- [Problem to work on]:
Assemble all lines in which the string "this" appears.

- [Information supplied]:
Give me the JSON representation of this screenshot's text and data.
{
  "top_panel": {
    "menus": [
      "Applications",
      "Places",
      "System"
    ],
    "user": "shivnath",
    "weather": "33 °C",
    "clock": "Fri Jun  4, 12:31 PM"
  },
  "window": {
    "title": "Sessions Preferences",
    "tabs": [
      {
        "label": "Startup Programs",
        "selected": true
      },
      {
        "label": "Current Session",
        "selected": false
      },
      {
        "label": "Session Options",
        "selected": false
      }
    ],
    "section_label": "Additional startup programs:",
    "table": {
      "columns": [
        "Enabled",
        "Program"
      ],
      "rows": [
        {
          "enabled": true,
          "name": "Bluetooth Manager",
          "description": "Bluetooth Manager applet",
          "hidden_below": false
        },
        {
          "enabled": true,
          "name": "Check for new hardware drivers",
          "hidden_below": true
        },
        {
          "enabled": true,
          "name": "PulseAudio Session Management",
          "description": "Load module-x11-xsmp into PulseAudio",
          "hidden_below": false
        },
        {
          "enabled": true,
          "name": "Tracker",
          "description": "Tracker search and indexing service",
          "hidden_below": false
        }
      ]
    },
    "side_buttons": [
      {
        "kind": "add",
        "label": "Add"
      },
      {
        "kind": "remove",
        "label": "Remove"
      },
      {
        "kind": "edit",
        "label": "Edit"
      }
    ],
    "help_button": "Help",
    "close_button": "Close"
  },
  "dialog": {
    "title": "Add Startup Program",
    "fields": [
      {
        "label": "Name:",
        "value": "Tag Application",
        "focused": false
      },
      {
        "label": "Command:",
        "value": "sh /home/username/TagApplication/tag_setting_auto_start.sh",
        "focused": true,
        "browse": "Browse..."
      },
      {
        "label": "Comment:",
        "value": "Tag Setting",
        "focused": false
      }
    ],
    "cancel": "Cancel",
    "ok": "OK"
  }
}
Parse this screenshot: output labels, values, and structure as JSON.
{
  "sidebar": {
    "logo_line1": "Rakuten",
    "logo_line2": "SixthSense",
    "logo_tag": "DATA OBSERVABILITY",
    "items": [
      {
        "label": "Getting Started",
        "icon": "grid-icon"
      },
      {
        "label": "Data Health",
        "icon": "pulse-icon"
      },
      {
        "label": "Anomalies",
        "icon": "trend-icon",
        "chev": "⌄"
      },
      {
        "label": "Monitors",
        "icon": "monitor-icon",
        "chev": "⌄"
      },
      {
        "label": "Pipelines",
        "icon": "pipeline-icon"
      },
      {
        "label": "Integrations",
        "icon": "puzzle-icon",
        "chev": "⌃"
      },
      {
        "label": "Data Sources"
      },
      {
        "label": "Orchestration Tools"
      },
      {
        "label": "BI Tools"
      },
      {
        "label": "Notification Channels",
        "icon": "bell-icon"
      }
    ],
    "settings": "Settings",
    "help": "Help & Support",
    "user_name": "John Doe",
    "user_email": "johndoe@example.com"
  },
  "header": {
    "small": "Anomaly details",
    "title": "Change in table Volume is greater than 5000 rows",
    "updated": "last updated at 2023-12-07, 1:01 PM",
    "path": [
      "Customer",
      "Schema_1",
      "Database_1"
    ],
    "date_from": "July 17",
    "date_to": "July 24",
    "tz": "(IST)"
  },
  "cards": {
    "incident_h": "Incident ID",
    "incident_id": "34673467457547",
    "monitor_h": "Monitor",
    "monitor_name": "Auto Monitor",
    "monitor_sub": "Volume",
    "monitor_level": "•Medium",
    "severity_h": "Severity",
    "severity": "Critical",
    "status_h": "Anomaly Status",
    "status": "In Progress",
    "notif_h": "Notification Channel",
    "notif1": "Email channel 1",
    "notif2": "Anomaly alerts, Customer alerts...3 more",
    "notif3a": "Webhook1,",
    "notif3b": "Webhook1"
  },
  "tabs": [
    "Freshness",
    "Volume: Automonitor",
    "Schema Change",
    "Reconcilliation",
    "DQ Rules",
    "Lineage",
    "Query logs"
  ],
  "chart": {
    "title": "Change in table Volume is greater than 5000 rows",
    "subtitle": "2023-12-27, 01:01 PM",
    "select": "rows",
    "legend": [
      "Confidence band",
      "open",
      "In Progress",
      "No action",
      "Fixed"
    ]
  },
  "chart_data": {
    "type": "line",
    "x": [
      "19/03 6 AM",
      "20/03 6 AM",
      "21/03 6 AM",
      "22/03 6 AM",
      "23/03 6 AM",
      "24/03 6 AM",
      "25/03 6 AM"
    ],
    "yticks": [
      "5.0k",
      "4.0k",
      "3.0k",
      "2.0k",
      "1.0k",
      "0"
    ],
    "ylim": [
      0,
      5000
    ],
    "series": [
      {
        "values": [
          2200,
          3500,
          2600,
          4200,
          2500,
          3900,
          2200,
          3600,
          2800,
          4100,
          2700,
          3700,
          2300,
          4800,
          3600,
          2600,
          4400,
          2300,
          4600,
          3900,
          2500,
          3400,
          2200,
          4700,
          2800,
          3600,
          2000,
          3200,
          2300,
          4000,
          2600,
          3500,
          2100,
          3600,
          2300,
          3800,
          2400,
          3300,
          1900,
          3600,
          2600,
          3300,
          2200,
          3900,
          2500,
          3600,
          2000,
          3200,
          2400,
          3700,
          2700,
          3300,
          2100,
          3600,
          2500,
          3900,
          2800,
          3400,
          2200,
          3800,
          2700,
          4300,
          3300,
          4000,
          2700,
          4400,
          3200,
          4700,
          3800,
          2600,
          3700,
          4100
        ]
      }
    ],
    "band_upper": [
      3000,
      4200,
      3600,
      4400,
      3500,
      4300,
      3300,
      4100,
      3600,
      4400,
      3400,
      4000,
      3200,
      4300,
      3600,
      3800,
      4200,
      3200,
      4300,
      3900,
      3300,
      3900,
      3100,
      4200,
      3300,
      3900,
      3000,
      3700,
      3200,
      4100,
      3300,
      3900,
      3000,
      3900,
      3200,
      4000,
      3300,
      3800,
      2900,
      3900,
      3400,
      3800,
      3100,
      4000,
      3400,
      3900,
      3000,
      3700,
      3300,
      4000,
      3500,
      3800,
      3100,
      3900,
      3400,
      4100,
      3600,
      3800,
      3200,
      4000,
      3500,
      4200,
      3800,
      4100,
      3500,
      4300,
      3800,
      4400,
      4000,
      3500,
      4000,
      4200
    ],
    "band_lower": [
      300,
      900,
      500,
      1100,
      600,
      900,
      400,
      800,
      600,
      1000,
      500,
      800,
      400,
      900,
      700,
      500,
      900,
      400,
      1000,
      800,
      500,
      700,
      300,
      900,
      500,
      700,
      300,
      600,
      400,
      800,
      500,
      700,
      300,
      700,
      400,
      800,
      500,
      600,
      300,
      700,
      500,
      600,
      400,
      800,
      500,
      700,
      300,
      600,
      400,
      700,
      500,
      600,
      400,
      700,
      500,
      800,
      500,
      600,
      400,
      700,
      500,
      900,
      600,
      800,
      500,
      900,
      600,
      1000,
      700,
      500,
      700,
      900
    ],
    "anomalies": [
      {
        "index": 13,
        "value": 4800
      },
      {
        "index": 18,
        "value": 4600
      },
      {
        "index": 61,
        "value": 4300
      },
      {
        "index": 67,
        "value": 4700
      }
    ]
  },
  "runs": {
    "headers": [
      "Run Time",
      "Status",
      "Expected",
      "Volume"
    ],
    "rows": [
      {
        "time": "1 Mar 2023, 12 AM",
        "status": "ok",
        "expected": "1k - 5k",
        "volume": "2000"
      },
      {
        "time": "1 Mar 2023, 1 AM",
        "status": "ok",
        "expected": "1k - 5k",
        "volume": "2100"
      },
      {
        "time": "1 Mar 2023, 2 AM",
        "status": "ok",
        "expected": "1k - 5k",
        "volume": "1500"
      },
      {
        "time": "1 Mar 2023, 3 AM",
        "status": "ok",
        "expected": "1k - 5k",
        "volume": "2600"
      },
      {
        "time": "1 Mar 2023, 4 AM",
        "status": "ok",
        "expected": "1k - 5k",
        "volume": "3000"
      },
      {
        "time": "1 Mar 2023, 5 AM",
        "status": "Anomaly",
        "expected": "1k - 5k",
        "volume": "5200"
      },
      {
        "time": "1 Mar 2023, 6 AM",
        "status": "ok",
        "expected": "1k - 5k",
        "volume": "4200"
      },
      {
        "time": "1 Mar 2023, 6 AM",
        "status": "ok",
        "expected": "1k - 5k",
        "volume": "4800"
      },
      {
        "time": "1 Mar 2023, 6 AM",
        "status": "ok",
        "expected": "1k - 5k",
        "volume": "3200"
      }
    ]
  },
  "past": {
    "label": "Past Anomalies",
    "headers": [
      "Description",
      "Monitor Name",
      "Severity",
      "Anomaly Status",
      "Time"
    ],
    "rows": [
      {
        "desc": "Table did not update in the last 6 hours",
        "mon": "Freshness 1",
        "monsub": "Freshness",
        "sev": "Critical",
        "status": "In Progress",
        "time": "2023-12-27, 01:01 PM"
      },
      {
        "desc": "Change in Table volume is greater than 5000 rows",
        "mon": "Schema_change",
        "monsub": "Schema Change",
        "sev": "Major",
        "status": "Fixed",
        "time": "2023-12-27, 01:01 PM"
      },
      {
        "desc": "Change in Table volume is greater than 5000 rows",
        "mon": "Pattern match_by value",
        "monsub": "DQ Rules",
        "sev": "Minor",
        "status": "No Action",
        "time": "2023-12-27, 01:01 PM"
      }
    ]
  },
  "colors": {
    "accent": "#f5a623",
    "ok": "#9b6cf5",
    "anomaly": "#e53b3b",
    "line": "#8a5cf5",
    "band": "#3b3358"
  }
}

- [Answer in full]:
Give me the JSON representation of this screenshot's text and data.
Parse this screenshot: output labels, values, and structure as JSON.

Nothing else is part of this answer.